[Annotated element listings]

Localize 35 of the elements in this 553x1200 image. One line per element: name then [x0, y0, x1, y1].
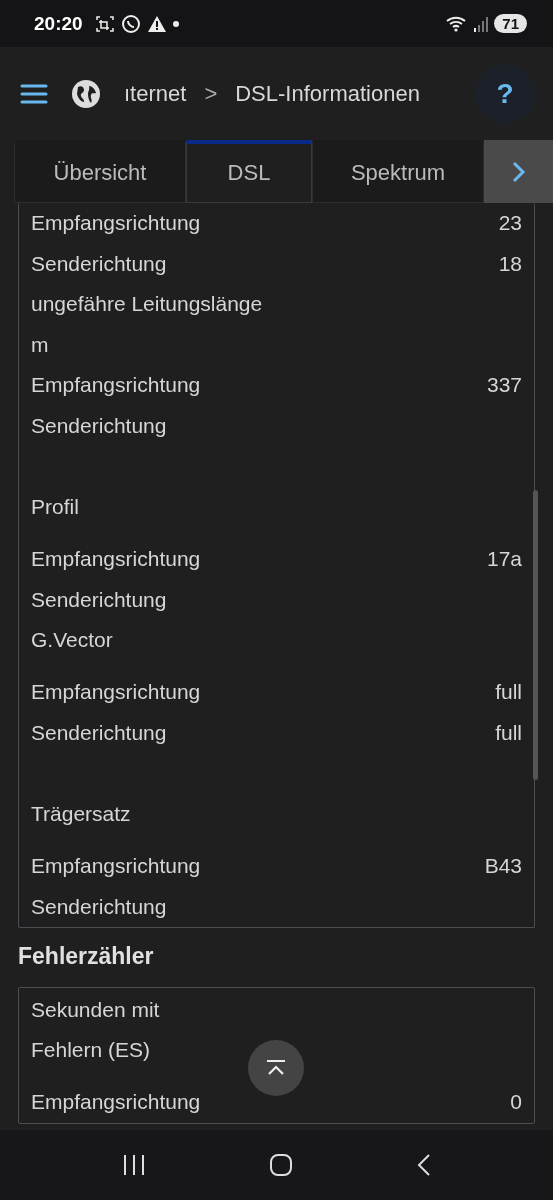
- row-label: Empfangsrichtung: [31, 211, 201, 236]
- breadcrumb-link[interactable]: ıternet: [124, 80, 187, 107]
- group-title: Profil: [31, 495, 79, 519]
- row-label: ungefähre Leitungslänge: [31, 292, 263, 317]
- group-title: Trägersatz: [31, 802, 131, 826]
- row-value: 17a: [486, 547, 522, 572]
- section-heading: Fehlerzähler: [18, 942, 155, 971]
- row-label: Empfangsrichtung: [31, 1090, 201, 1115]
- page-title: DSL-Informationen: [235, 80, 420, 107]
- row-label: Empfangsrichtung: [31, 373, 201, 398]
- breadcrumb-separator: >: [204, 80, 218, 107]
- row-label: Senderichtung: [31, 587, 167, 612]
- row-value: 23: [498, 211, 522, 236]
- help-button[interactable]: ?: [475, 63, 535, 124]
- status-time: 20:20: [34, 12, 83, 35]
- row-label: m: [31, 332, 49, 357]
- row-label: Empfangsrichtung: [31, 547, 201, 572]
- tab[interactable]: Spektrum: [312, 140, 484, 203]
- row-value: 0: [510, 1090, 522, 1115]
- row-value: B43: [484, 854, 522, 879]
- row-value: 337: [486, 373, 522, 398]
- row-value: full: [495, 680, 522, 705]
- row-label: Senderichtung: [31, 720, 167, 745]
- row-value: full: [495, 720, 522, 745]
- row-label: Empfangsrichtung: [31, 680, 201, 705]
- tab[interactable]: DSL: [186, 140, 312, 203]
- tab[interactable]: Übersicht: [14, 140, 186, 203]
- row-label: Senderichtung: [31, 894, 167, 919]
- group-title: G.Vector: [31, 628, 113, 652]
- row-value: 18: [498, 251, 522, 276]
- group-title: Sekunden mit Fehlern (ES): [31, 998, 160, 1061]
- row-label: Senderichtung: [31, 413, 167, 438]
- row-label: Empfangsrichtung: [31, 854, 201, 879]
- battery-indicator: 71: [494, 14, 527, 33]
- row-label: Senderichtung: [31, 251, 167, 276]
--
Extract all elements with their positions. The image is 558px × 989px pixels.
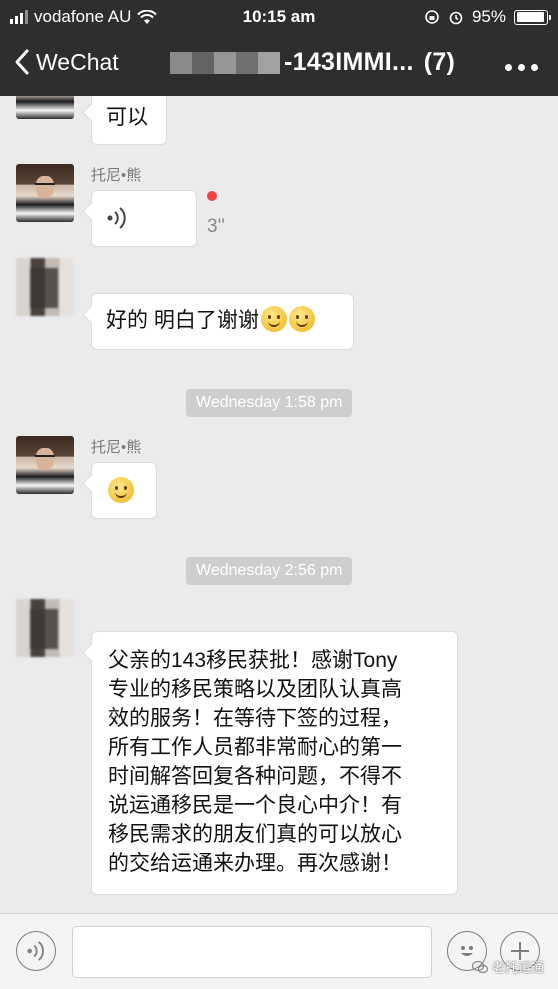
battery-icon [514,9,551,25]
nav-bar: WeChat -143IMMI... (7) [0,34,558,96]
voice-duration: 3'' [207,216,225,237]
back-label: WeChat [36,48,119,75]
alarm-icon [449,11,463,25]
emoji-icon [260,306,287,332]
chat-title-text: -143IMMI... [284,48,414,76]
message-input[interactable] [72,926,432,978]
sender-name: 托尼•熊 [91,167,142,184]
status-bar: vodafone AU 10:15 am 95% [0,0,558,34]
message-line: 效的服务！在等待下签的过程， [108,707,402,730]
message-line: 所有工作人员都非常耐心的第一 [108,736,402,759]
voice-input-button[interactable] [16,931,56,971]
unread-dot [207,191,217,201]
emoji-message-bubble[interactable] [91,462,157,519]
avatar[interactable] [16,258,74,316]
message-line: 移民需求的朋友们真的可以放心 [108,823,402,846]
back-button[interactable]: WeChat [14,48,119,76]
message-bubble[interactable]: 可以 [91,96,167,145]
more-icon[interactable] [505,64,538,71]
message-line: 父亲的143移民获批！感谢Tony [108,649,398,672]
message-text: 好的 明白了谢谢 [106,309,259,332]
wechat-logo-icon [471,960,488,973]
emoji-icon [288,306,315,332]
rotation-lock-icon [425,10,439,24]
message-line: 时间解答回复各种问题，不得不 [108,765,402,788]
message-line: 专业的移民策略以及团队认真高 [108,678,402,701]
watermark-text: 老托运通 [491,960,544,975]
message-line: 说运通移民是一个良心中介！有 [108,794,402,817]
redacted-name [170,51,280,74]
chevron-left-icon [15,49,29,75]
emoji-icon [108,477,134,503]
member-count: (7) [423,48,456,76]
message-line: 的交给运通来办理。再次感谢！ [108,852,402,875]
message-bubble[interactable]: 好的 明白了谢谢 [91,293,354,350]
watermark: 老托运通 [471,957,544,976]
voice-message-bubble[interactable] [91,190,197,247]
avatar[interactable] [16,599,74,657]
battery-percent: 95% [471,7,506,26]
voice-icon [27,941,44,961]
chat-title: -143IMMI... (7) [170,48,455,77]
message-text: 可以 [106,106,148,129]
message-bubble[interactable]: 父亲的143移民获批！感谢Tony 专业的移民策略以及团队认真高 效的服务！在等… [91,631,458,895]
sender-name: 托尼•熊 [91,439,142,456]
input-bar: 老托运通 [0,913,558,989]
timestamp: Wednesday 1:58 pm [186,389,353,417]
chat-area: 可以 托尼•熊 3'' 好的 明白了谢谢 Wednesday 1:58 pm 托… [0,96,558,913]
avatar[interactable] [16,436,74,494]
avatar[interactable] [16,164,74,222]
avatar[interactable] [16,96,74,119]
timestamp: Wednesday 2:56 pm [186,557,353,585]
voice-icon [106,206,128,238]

● **Stated problem**
Return the data lines from the one containing "battery-icon [514,9,551,25]" through the one containing "message-line: 时间解答回复各种问题，不得不 [108,765,402,788]", reproducing each line as it stands.

● **Exercise output**
battery-icon [514,9,551,25]
nav-bar: WeChat -143IMMI... (7) [0,34,558,96]
voice-duration: 3'' [207,216,225,237]
back-label: WeChat [36,48,119,75]
alarm-icon [449,11,463,25]
emoji-icon [260,306,287,332]
chat-title-text: -143IMMI... [284,48,414,76]
message-input[interactable] [72,926,432,978]
sender-name: 托尼•熊 [91,167,142,184]
status-bar: vodafone AU 10:15 am 95% [0,0,558,34]
message-line: 效的服务！在等待下签的过程， [108,707,402,730]
message-line: 所有工作人员都非常耐心的第一 [108,736,402,759]
voice-input-button[interactable] [16,931,56,971]
unread-dot [207,191,217,201]
emoji-message-bubble[interactable] [91,462,157,519]
avatar[interactable] [16,258,74,316]
message-line: 移民需求的朋友们真的可以放心 [108,823,402,846]
back-button[interactable]: WeChat [14,48,119,76]
message-bubble[interactable]: 可以 [91,96,167,145]
more-icon[interactable] [505,64,538,71]
message-line: 父亲的143移民获批！感谢Tony [108,649,398,672]
message-text: 好的 明白了谢谢 [106,309,259,332]
wechat-logo-icon [471,960,488,973]
emoji-icon [288,306,315,332]
rotation-lock-icon [425,10,439,24]
message-line: 时间解答回复各种问题，不得不 [108,765,402,788]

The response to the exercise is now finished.